— BEGIN Given data —

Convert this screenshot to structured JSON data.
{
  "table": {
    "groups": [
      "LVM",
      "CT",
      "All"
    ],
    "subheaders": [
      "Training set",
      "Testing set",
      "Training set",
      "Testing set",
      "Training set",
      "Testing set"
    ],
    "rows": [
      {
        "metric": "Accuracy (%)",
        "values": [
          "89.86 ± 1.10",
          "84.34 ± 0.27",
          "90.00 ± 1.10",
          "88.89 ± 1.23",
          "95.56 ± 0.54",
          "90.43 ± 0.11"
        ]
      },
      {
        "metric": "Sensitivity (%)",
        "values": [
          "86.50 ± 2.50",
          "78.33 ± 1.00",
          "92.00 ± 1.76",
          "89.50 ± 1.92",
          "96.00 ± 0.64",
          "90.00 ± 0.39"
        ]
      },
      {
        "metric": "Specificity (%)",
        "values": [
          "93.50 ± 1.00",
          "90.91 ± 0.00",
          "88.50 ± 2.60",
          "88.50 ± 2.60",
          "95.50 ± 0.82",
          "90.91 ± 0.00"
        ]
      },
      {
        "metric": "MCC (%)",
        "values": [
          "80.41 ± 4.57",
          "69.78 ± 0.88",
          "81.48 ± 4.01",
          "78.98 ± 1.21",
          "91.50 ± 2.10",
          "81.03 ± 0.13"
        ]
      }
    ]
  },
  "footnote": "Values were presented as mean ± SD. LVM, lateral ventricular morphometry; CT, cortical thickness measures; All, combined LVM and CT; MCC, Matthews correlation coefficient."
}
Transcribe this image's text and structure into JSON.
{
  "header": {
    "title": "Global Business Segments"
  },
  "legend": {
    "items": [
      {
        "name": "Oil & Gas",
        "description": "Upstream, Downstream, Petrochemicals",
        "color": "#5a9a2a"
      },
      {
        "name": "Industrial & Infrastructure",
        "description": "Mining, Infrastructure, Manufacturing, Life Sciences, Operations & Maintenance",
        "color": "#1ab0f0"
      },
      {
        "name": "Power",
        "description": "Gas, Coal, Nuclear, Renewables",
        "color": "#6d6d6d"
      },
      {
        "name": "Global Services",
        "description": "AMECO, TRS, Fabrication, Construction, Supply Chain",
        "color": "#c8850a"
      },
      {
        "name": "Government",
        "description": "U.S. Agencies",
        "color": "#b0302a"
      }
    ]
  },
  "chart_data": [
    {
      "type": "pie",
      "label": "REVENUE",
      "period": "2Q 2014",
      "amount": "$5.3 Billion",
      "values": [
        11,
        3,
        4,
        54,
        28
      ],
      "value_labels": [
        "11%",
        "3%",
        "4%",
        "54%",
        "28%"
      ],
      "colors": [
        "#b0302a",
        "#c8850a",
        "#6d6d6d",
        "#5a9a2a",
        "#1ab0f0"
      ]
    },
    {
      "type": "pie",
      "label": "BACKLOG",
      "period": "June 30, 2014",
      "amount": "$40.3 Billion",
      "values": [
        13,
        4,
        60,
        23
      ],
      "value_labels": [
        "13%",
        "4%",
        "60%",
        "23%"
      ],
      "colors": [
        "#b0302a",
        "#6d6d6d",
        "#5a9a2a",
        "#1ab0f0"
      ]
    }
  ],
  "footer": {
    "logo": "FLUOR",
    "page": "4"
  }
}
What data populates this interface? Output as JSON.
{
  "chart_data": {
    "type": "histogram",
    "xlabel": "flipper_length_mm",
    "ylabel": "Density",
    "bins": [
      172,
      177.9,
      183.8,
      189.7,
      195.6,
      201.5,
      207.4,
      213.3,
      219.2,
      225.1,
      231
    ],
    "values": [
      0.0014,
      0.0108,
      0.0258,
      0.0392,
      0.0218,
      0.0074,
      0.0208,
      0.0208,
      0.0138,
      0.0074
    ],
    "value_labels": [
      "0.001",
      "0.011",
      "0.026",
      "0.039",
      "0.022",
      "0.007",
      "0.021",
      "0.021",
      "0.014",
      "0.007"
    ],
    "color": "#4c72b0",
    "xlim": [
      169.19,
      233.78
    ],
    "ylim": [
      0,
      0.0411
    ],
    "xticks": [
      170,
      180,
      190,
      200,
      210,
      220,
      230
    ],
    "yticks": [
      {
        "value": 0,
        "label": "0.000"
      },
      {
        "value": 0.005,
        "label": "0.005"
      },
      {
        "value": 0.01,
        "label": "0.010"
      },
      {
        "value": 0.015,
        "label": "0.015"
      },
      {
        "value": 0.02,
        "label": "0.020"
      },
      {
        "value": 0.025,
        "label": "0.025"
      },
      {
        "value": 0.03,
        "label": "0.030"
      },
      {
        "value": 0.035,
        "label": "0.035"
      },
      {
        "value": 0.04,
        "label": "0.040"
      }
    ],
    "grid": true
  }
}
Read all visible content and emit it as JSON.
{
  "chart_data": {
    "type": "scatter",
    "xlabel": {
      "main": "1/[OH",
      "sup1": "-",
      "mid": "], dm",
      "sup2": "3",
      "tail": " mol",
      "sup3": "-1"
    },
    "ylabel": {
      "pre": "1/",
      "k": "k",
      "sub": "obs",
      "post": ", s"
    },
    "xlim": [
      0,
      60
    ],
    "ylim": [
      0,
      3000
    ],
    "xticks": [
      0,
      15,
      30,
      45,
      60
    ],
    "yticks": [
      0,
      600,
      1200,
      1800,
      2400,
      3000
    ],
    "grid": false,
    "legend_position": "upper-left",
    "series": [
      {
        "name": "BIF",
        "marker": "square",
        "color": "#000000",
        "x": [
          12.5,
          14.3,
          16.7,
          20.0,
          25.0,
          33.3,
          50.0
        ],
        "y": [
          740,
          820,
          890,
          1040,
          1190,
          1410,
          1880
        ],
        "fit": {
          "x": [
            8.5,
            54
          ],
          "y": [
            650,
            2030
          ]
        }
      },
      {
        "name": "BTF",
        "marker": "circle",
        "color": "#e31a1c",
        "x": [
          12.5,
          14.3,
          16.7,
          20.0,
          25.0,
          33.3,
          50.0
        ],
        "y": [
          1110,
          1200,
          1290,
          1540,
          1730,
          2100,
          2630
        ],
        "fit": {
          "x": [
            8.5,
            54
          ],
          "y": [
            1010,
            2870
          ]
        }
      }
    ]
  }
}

— END Given data —

◆ **To do**: Using the entries above, return each line in which the word "Global" occurs.

◆ **Response to this exercise**:
    "title": "Global Business Segments"
        "name": "Global Services",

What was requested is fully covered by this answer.